— start Available data —

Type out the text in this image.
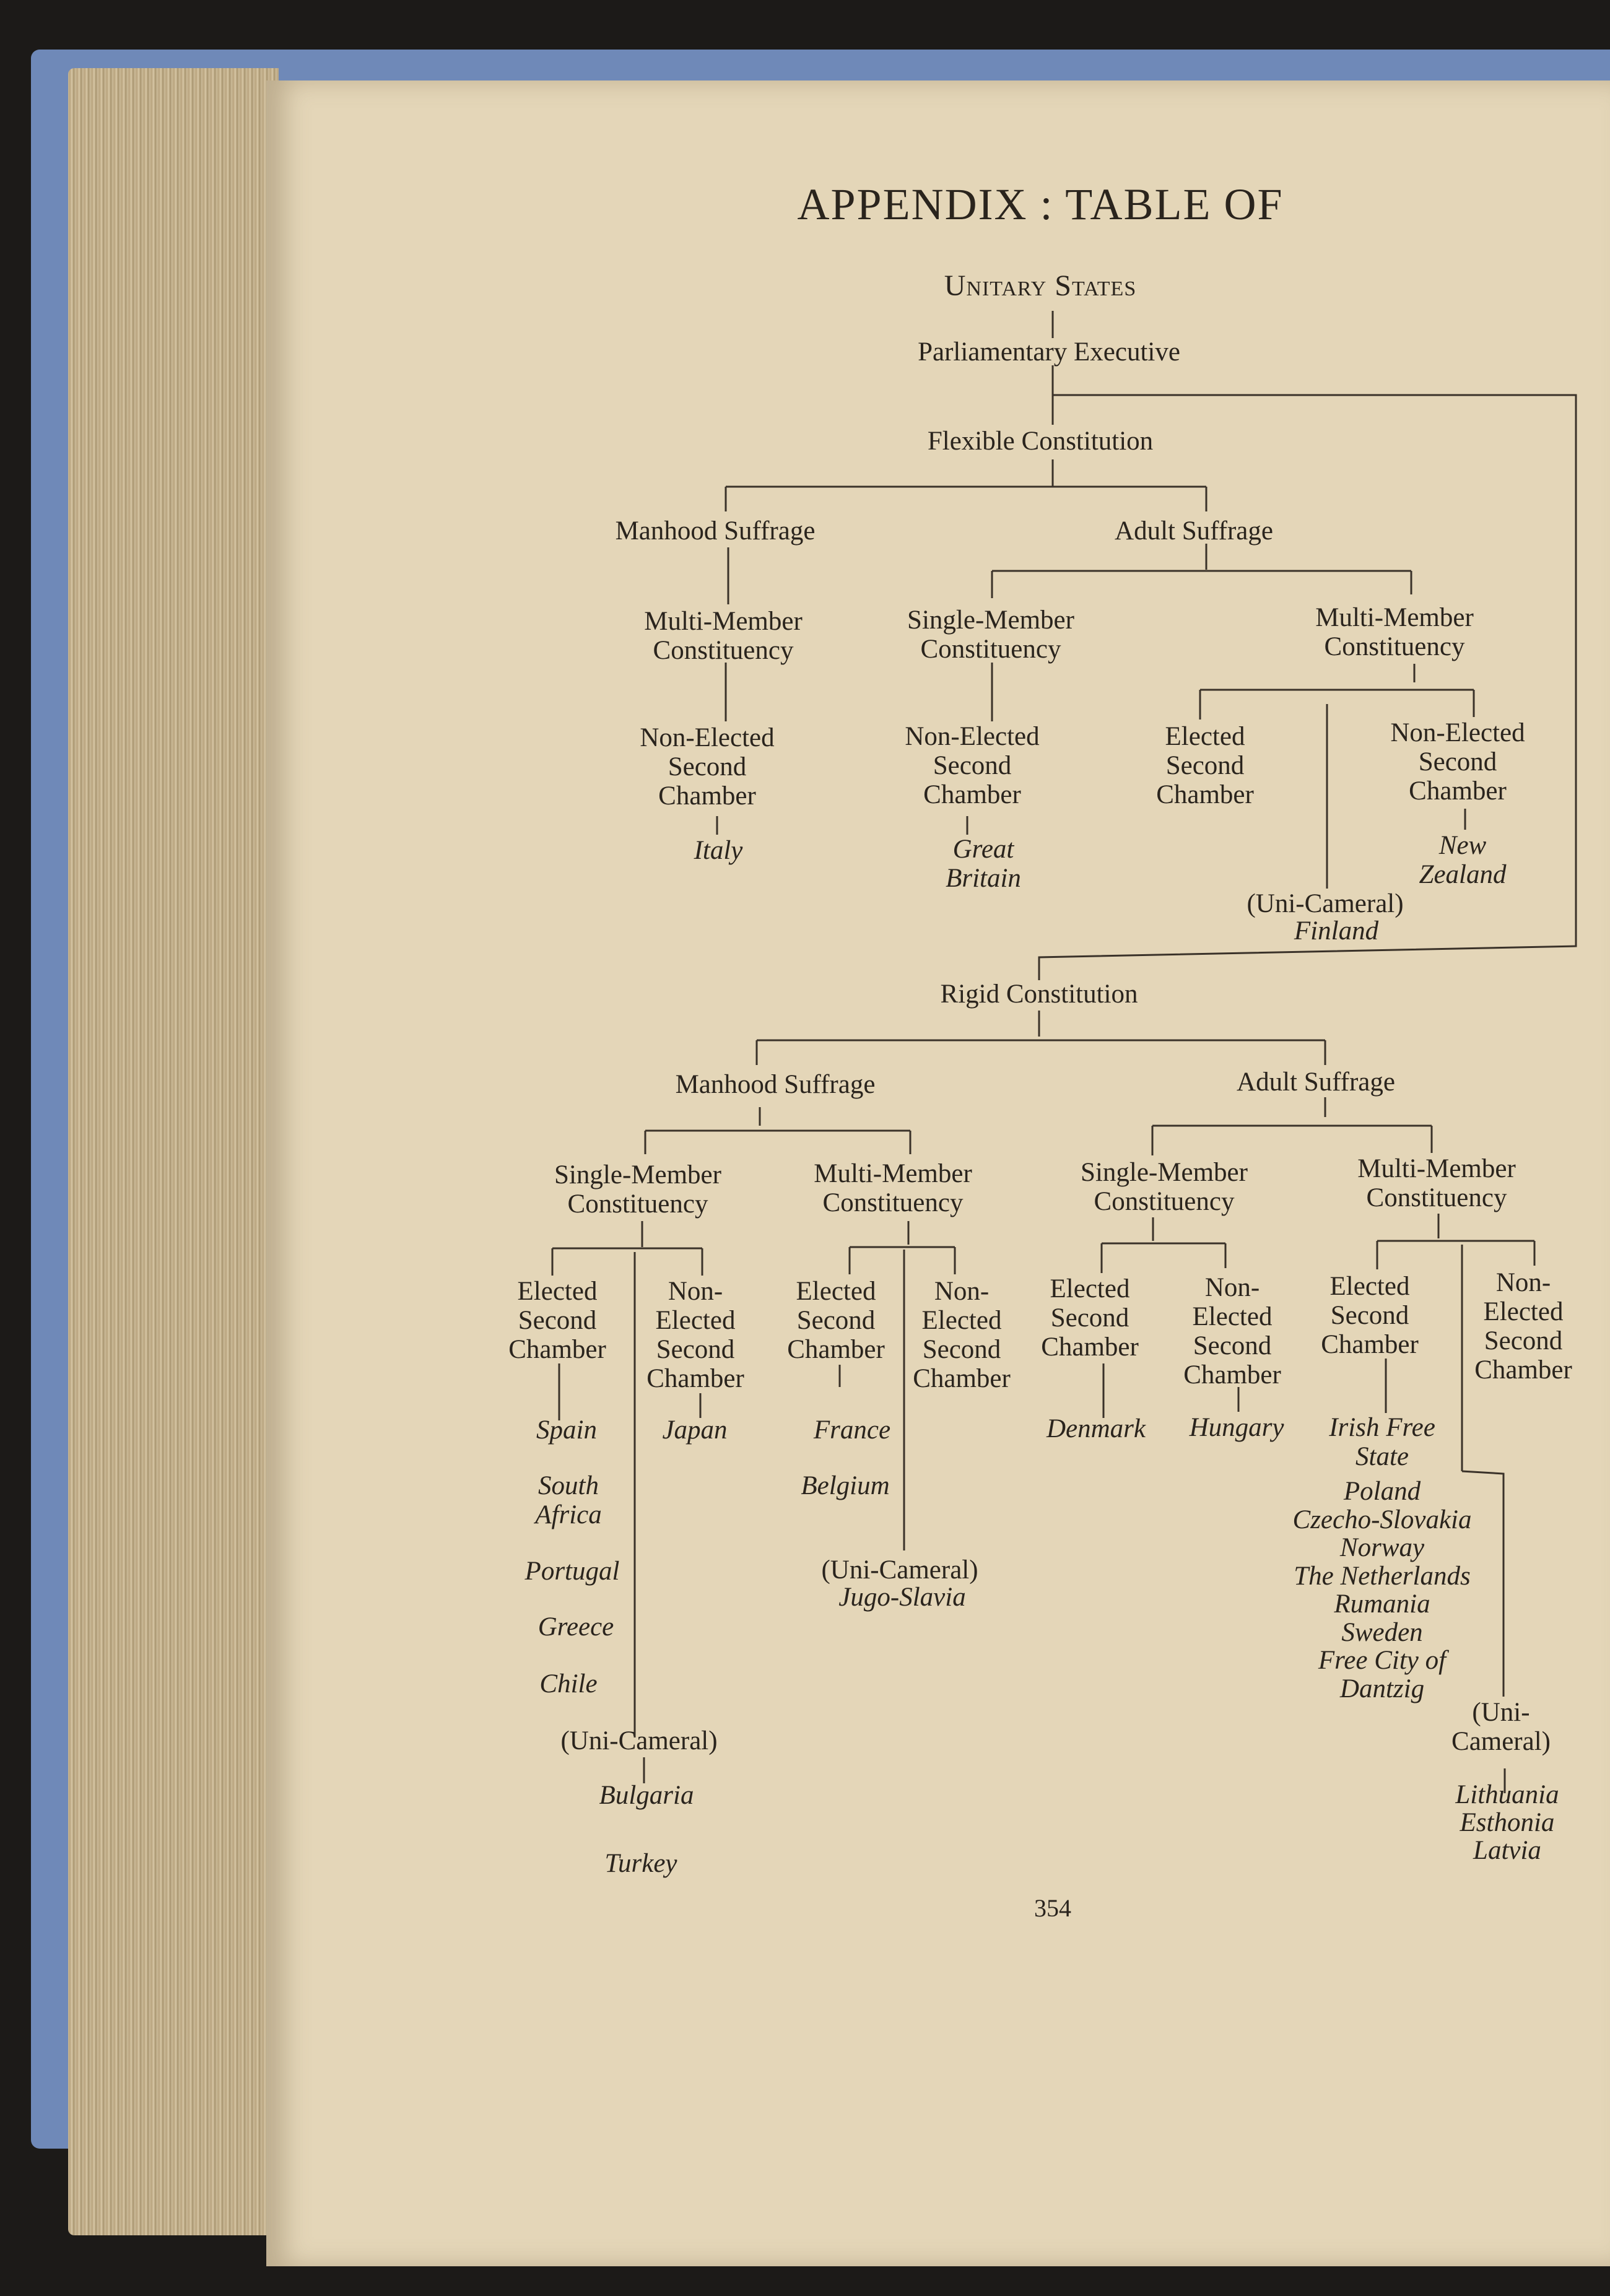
APPENDIX : TABLE OF
Unitary States
Parliamentary Executive
Flexible Constitution
Manhood Suffrage	Adult Suffrage
Multi-Member
Constituency
Non-Elected
Second
Chamber
Italy
Single-Member
Constituency
Non-Elected
Second
Chamber
Great
Britain
Multi-Member
Constituency
Elected
Second
Chamber
Non-Elected
Second
Chamber
New
Zealand
(Uni-Cameral)
Finland
Rigid Constitution
Manhood Suffrage	Adult Suffrage
Single-Member
Constituency
Multi-Member
Constituency
Single-Member
Constituency
Multi-Member
Constituency
Elected
Second
Chamber
Non-
Elected
Second
Chamber
Elected
Second
Chamber
Non-
Elected
Second
Chamber
Elected
Second
Chamber
Non-
Elected
Second
Chamber
Elected
Second
Chamber
Non-
Elected
Second
Chamber
Spain
South
Africa
Portugal
Greece
Chile
(Uni-Cameral)
Bulgaria
Turkey
Japan	France
Belgium
(Uni-Cameral)
Jugo-Slavia
Denmark Hungary Irish Free
State
Poland
Czecho-Slovakia
Norway
The Netherlands
Rumania
Sweden
Free City of
Dantzig
(Uni-
Cameral)
Lithuania
Esthonia
Latvia
354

— end Available data —

The records above need to be given again exactly. Omit the pictures.

> **Exercise solution**
Type out the text in this image.
APPENDIX : TABLE OF
Unitary States
Parliamentary Executive
Flexible Constitution
Manhood Suffrage	Adult Suffrage
Multi-Member
Constituency
Non-Elected
Second
Chamber
Italy
Single-Member
Constituency
Non-Elected
Second
Chamber
Great
Britain
Multi-Member
Constituency
Elected
Second
Chamber
Non-Elected
Second
Chamber
New
Zealand
(Uni-Cameral)
Finland
Rigid Constitution
Manhood Suffrage	Adult Suffrage
Single-Member
Constituency
Multi-Member
Constituency
Single-Member
Constituency
Multi-Member
Constituency
Elected
Second
Chamber
Non-
Elected
Second
Chamber
Elected
Second
Chamber
Non-
Elected
Second
Chamber
Elected
Second
Chamber
Non-
Elected
Second
Chamber
Elected
Second
Chamber
Non-
Elected
Second
Chamber
Spain
South
Africa
Portugal
Greece
Chile
(Uni-Cameral)
Bulgaria
Turkey
Japan	France
Belgium
(Uni-Cameral)
Jugo-Slavia
Denmark Hungary Irish Free
State
Poland
Czecho-Slovakia
Norway
The Netherlands
Rumania
Sweden
Free City of
Dantzig
(Uni-
Cameral)
Lithuania
Esthonia
Latvia
354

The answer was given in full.